• Work to be completed
Set down the data again word for word. Skip any pictures.

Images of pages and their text
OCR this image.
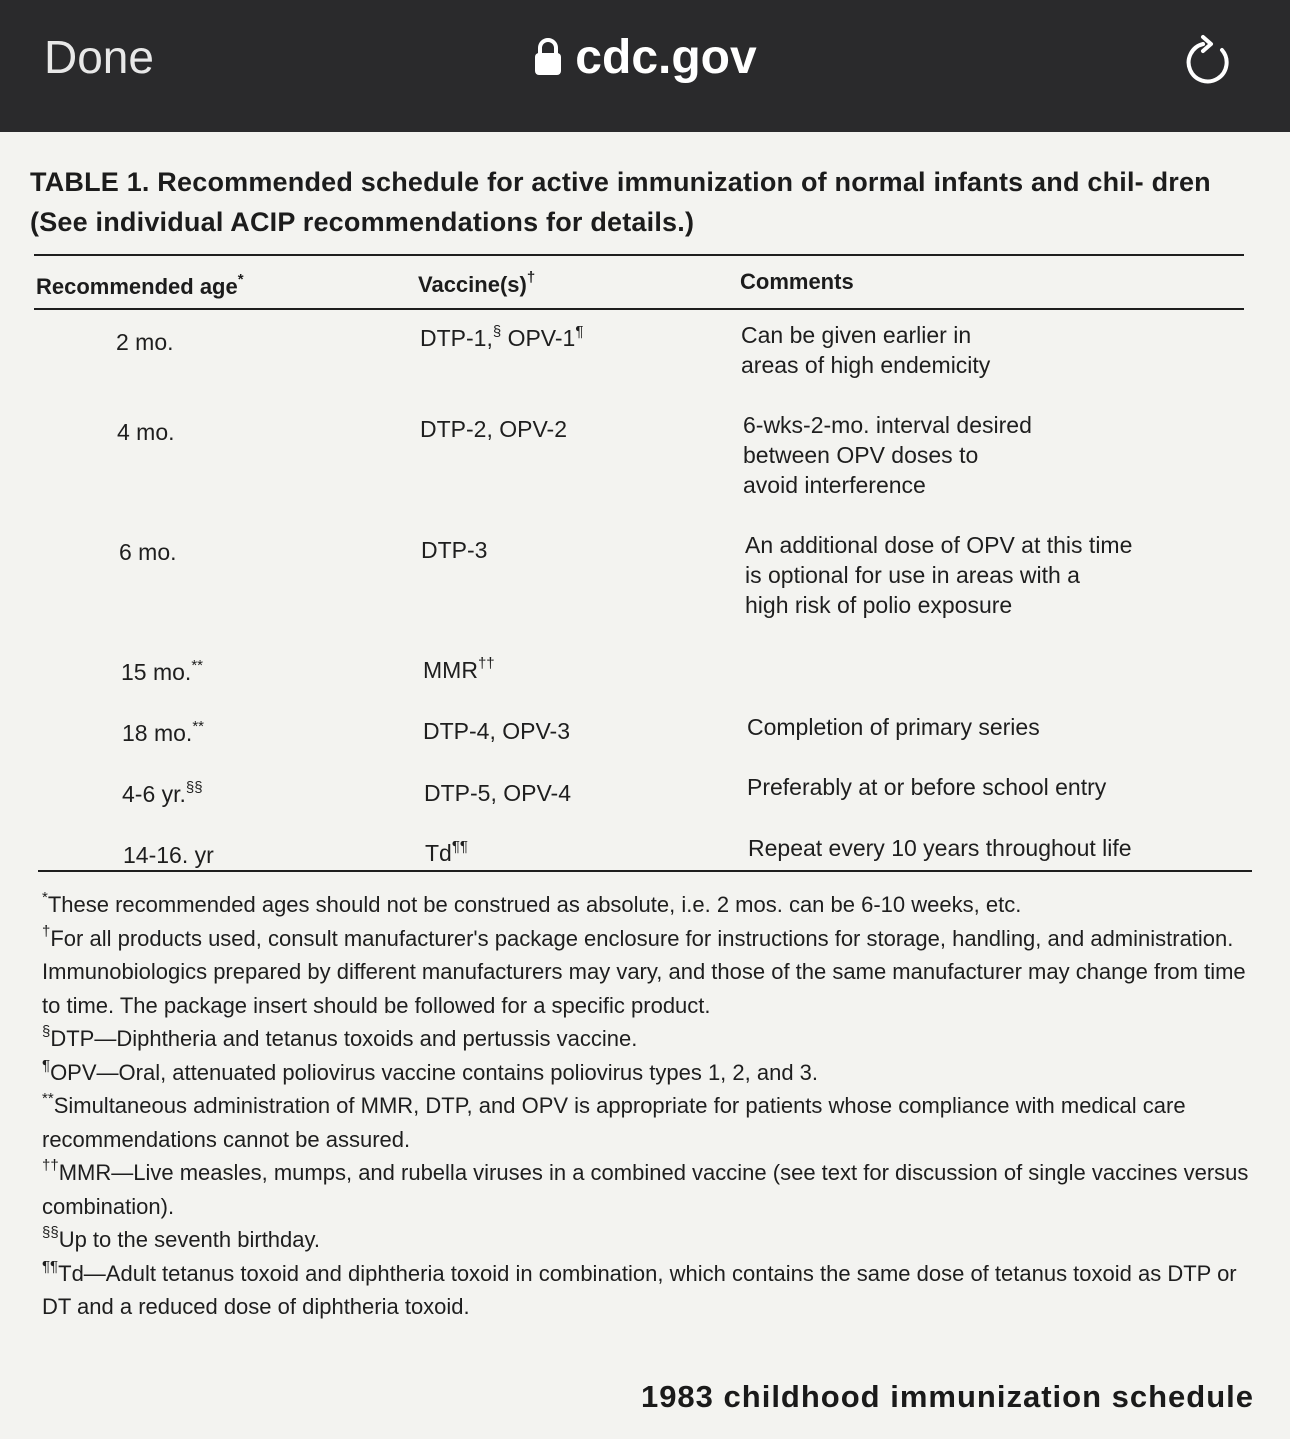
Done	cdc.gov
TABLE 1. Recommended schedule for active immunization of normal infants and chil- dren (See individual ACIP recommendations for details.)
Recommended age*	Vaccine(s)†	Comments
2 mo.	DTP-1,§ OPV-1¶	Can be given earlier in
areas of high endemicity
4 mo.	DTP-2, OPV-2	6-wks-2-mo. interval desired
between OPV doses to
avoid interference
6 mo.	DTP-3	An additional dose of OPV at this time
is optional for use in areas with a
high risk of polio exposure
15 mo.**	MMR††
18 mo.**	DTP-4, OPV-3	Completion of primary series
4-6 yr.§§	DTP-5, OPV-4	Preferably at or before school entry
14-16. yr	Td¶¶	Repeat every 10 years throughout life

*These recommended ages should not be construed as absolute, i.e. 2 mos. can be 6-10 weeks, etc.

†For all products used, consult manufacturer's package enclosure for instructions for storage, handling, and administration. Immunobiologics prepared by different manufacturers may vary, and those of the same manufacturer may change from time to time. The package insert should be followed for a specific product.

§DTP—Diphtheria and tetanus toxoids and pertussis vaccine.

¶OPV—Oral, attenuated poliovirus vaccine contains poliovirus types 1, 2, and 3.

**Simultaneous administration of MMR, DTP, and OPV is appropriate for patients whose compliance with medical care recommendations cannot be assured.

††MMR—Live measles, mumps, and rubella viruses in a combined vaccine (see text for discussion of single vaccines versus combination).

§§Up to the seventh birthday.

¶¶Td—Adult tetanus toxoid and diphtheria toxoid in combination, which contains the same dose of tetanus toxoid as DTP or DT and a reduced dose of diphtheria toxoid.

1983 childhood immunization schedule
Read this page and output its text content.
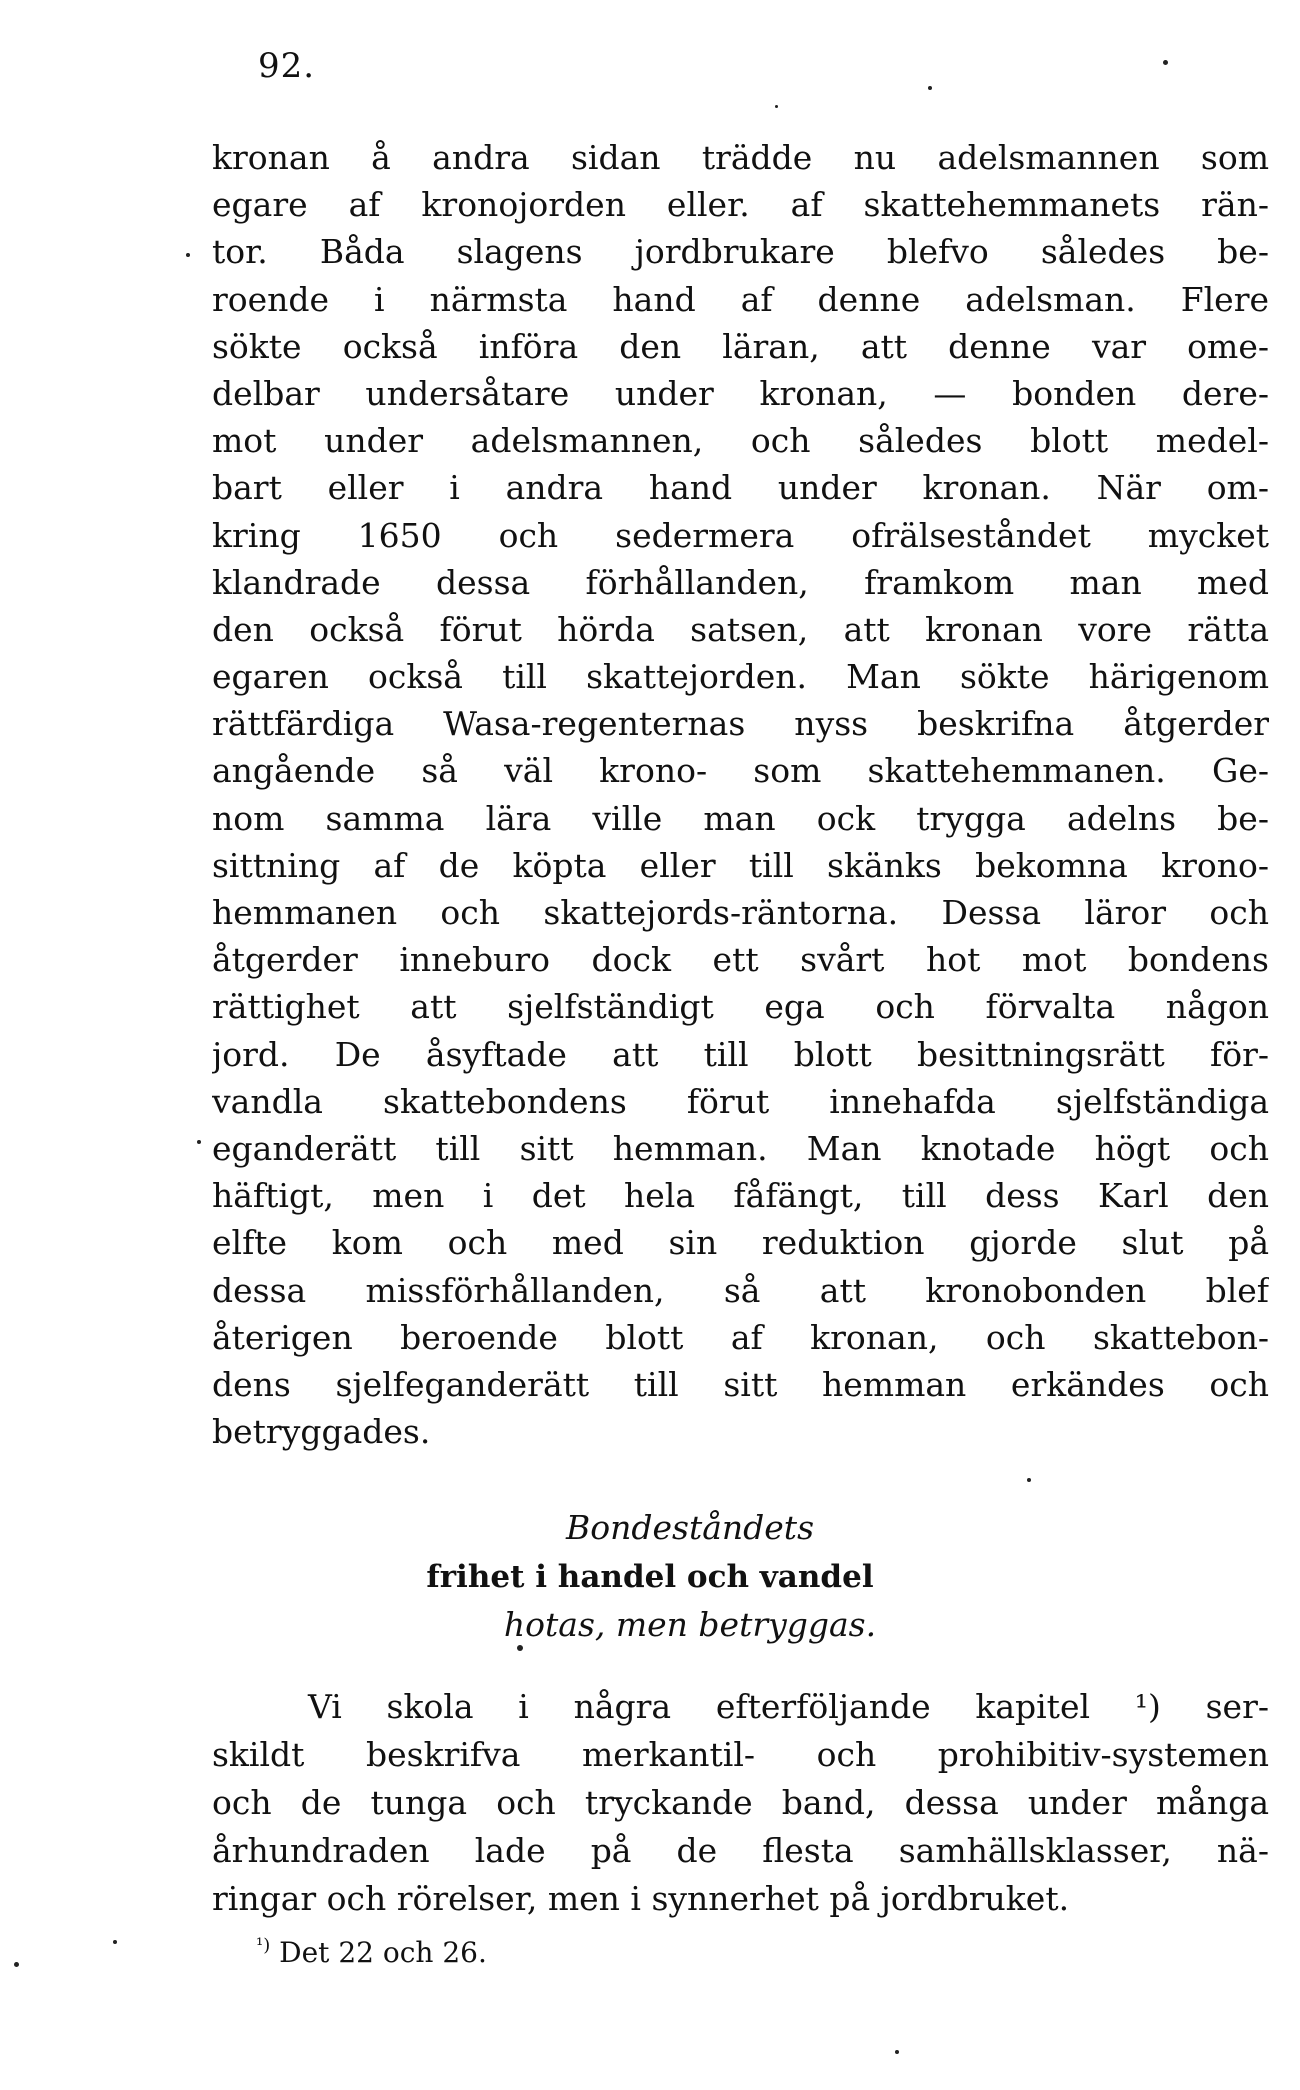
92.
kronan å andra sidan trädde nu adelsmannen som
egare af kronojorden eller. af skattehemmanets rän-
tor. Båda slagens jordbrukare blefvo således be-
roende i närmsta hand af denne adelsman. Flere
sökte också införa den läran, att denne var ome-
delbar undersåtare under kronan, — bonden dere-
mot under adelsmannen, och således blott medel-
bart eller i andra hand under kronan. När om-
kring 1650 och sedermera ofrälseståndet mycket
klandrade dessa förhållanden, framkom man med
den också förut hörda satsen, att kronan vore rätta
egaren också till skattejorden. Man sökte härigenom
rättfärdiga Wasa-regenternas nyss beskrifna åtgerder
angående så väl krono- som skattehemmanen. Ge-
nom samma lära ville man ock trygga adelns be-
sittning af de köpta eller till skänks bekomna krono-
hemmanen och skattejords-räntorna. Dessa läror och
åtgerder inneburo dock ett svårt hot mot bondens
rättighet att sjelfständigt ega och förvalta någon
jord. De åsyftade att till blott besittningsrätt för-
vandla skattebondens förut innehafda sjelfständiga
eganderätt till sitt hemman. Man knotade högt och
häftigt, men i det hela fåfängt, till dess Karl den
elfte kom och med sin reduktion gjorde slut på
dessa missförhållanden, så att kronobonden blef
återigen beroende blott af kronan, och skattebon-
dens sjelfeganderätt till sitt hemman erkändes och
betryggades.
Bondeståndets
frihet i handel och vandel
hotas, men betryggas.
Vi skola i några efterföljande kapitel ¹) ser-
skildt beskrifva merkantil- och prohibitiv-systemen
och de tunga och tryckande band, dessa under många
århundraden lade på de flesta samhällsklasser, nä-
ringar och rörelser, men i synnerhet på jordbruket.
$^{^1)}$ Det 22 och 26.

• Exercise solution
OCR this image.
Done	cdc.gov
TABLE 1. Recommended schedule for active immunization of normal infants and chil- dren (See individual ACIP recommendations for details.)
Recommended age*	Vaccine(s)†	Comments
2 mo.	DTP-1,§ OPV-1¶	Can be given earlier in
areas of high endemicity
4 mo.	DTP-2, OPV-2	6-wks-2-mo. interval desired
between OPV doses to
avoid interference
6 mo.	DTP-3	An additional dose of OPV at this time
is optional for use in areas with a
high risk of polio exposure
15 mo.**	MMR††
18 mo.**	DTP-4, OPV-3	Completion of primary series
4-6 yr.§§	DTP-5, OPV-4	Preferably at or before school entry
14-16. yr	Td¶¶	Repeat every 10 years throughout life

*These recommended ages should not be construed as absolute, i.e. 2 mos. can be 6-10 weeks, etc.

†For all products used, consult manufacturer's package enclosure for instructions for storage, handling, and administration. Immunobiologics prepared by different manufacturers may vary, and those of the same manufacturer may change from time to time. The package insert should be followed for a specific product.

§DTP—Diphtheria and tetanus toxoids and pertussis vaccine.

¶OPV—Oral, attenuated poliovirus vaccine contains poliovirus types 1, 2, and 3.

**Simultaneous administration of MMR, DTP, and OPV is appropriate for patients whose compliance with medical care recommendations cannot be assured.

††MMR—Live measles, mumps, and rubella viruses in a combined vaccine (see text for discussion of single vaccines versus combination).

§§Up to the seventh birthday.

¶¶Td—Adult tetanus toxoid and diphtheria toxoid in combination, which contains the same dose of tetanus toxoid as DTP or DT and a reduced dose of diphtheria toxoid.

1983 childhood immunization schedule
Read this page and output its text content.
92.
kronan å andra sidan trädde nu adelsmannen som
egare af kronojorden eller. af skattehemmanets rän-
tor. Båda slagens jordbrukare blefvo således be-
roende i närmsta hand af denne adelsman. Flere
sökte också införa den läran, att denne var ome-
delbar undersåtare under kronan, — bonden dere-
mot under adelsmannen, och således blott medel-
bart eller i andra hand under kronan. När om-
kring 1650 och sedermera ofrälseståndet mycket
klandrade dessa förhållanden, framkom man med
den också förut hörda satsen, att kronan vore rätta
egaren också till skattejorden. Man sökte härigenom
rättfärdiga Wasa-regenternas nyss beskrifna åtgerder
angående så väl krono- som skattehemmanen. Ge-
nom samma lära ville man ock trygga adelns be-
sittning af de köpta eller till skänks bekomna krono-
hemmanen och skattejords-räntorna. Dessa läror och
åtgerder inneburo dock ett svårt hot mot bondens
rättighet att sjelfständigt ega och förvalta någon
jord. De åsyftade att till blott besittningsrätt för-
vandla skattebondens förut innehafda sjelfständiga
eganderätt till sitt hemman. Man knotade högt och
häftigt, men i det hela fåfängt, till dess Karl den
elfte kom och med sin reduktion gjorde slut på
dessa missförhållanden, så att kronobonden blef
återigen beroende blott af kronan, och skattebon-
dens sjelfeganderätt till sitt hemman erkändes och
betryggades.
Bondeståndets
frihet i handel och vandel
hotas, men betryggas.
Vi skola i några efterföljande kapitel ¹) ser-
skildt beskrifva merkantil- och prohibitiv-systemen
och de tunga och tryckande band, dessa under många
århundraden lade på de flesta samhällsklasser, nä-
ringar och rörelser, men i synnerhet på jordbruket.
$^{^1)}$ Det 22 och 26.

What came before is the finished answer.